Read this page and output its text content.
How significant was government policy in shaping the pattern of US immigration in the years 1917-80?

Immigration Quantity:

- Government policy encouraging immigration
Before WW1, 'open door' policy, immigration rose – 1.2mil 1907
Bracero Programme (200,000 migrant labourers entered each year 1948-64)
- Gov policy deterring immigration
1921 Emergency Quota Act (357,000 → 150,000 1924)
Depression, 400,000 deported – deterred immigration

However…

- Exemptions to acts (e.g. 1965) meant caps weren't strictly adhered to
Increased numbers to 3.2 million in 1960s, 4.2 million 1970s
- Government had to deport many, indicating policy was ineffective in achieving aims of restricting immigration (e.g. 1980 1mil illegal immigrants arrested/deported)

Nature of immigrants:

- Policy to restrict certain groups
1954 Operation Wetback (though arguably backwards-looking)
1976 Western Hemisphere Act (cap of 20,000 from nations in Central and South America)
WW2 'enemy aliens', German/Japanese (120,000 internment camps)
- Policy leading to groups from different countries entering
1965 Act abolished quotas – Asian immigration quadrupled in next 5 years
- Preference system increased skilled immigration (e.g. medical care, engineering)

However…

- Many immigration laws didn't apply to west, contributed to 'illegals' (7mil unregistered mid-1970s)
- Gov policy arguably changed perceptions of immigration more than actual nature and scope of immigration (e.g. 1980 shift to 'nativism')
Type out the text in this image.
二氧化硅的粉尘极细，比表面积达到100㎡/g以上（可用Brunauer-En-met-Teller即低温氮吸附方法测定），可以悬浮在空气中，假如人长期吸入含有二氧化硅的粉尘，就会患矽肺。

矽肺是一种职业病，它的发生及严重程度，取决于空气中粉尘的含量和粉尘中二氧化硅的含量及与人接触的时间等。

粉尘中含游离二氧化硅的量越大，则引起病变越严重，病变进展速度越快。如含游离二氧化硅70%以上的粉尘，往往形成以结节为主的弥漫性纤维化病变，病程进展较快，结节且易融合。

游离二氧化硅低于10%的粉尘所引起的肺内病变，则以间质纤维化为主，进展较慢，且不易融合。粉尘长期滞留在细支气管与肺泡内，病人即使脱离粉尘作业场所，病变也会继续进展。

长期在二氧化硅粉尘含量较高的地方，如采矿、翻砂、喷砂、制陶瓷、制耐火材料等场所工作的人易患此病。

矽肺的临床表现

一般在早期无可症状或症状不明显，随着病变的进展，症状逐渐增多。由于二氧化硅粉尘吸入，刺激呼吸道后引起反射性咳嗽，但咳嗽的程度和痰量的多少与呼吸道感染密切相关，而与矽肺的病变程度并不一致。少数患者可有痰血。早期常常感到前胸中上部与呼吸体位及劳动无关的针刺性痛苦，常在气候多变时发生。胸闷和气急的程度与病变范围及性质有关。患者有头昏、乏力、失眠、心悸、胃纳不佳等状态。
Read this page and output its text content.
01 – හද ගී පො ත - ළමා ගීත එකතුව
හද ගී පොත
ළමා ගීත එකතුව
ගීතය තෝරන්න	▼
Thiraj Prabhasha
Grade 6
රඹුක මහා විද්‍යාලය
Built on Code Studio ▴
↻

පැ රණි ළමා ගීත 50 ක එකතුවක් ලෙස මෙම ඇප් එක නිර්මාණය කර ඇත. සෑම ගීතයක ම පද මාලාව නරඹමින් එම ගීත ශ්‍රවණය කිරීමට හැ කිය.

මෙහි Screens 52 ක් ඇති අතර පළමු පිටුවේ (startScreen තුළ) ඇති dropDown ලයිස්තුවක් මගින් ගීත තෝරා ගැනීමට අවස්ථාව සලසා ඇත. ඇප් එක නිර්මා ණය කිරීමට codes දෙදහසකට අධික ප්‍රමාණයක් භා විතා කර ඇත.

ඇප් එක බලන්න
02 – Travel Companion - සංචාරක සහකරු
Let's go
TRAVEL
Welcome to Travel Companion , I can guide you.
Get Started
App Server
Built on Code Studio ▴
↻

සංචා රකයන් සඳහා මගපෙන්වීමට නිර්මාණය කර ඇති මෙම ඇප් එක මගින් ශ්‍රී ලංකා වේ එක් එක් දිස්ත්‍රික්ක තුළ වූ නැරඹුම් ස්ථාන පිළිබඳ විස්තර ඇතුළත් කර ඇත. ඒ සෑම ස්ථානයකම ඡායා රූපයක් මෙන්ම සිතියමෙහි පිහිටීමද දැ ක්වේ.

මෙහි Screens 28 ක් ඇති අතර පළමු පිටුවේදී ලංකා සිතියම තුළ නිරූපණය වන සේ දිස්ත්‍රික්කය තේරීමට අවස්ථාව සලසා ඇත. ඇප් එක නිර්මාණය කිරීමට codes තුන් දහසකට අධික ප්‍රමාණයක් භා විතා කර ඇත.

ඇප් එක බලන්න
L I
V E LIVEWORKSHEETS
◆ ◆ ◆ ◆ ◆
* TASK TO CARRY OUT: Return all of the data word for word.

* SOLUTION TO THIS TASK:
Read this page and output its text content.
How significant was government policy in shaping the pattern of US immigration in the years 1917-80?

Immigration Quantity:

- Government policy encouraging immigration
Before WW1, 'open door' policy, immigration rose – 1.2mil 1907
Bracero Programme (200,000 migrant labourers entered each year 1948-64)
- Gov policy deterring immigration
1921 Emergency Quota Act (357,000 → 150,000 1924)
Depression, 400,000 deported – deterred immigration

However…

- Exemptions to acts (e.g. 1965) meant caps weren't strictly adhered to
Increased numbers to 3.2 million in 1960s, 4.2 million 1970s
- Government had to deport many, indicating policy was ineffective in achieving aims of restricting immigration (e.g. 1980 1mil illegal immigrants arrested/deported)

Nature of immigrants:

- Policy to restrict certain groups
1954 Operation Wetback (though arguably backwards-looking)
1976 Western Hemisphere Act (cap of 20,000 from nations in Central and South America)
WW2 'enemy aliens', German/Japanese (120,000 internment camps)
- Policy leading to groups from different countries entering
1965 Act abolished quotas – Asian immigration quadrupled in next 5 years
- Preference system increased skilled immigration (e.g. medical care, engineering)

However…

- Many immigration laws didn't apply to west, contributed to 'illegals' (7mil unregistered mid-1970s)
- Gov policy arguably changed perceptions of immigration more than actual nature and scope of immigration (e.g. 1980 shift to 'nativism')
Type out the text in this image.
二氧化硅的粉尘极细，比表面积达到100㎡/g以上（可用Brunauer-En-met-Teller即低温氮吸附方法测定），可以悬浮在空气中，假如人长期吸入含有二氧化硅的粉尘，就会患矽肺。

矽肺是一种职业病，它的发生及严重程度，取决于空气中粉尘的含量和粉尘中二氧化硅的含量及与人接触的时间等。

粉尘中含游离二氧化硅的量越大，则引起病变越严重，病变进展速度越快。如含游离二氧化硅70%以上的粉尘，往往形成以结节为主的弥漫性纤维化病变，病程进展较快，结节且易融合。

游离二氧化硅低于10%的粉尘所引起的肺内病变，则以间质纤维化为主，进展较慢，且不易融合。粉尘长期滞留在细支气管与肺泡内，病人即使脱离粉尘作业场所，病变也会继续进展。

长期在二氧化硅粉尘含量较高的地方，如采矿、翻砂、喷砂、制陶瓷、制耐火材料等场所工作的人易患此病。

矽肺的临床表现

一般在早期无可症状或症状不明显，随着病变的进展，症状逐渐增多。由于二氧化硅粉尘吸入，刺激呼吸道后引起反射性咳嗽，但咳嗽的程度和痰量的多少与呼吸道感染密切相关，而与矽肺的病变程度并不一致。少数患者可有痰血。早期常常感到前胸中上部与呼吸体位及劳动无关的针刺性痛苦，常在气候多变时发生。胸闷和气急的程度与病变范围及性质有关。患者有头昏、乏力、失眠、心悸、胃纳不佳等状态。
Read this page and output its text content.
01 – හද ගී පො ත - ළමා ගීත එකතුව
හද ගී පොත
ළමා ගීත එකතුව
ගීතය තෝරන්න	▼
Thiraj Prabhasha
Grade 6
රඹුක මහා විද්‍යාලය
Built on Code Studio ▴
↻

පැ රණි ළමා ගීත 50 ක එකතුවක් ලෙස මෙම ඇප් එක නිර්මාණය කර ඇත. සෑම ගීතයක ම පද මාලාව නරඹමින් එම ගීත ශ්‍රවණය කිරීමට හැ කිය.

මෙහි Screens 52 ක් ඇති අතර පළමු පිටුවේ (startScreen තුළ) ඇති dropDown ලයිස්තුවක් මගින් ගීත තෝරා ගැනීමට අවස්ථාව සලසා ඇත. ඇප් එක නිර්මා ණය කිරීමට codes දෙදහසකට අධික ප්‍රමාණයක් භා විතා කර ඇත.

ඇප් එක බලන්න
02 – Travel Companion - සංචාරක සහකරු
Let's go
TRAVEL
Welcome to Travel Companion , I can guide you.
Get Started
App Server
Built on Code Studio ▴
↻

සංචා රකයන් සඳහා මගපෙන්වීමට නිර්මාණය කර ඇති මෙම ඇප් එක මගින් ශ්‍රී ලංකා වේ එක් එක් දිස්ත්‍රික්ක තුළ වූ නැරඹුම් ස්ථාන පිළිබඳ විස්තර ඇතුළත් කර ඇත. ඒ සෑම ස්ථානයකම ඡායා රූපයක් මෙන්ම සිතියමෙහි පිහිටීමද දැ ක්වේ.

මෙහි Screens 28 ක් ඇති අතර පළමු පිටුවේදී ලංකා සිතියම තුළ නිරූපණය වන සේ දිස්ත්‍රික්කය තේරීමට අවස්ථාව සලසා ඇත. ඇප් එක නිර්මාණය කිරීමට codes තුන් දහසකට අධික ප්‍රමාණයක් භා විතා කර ඇත.

ඇප් එක බලන්න
L I
V E LIVEWORKSHEETS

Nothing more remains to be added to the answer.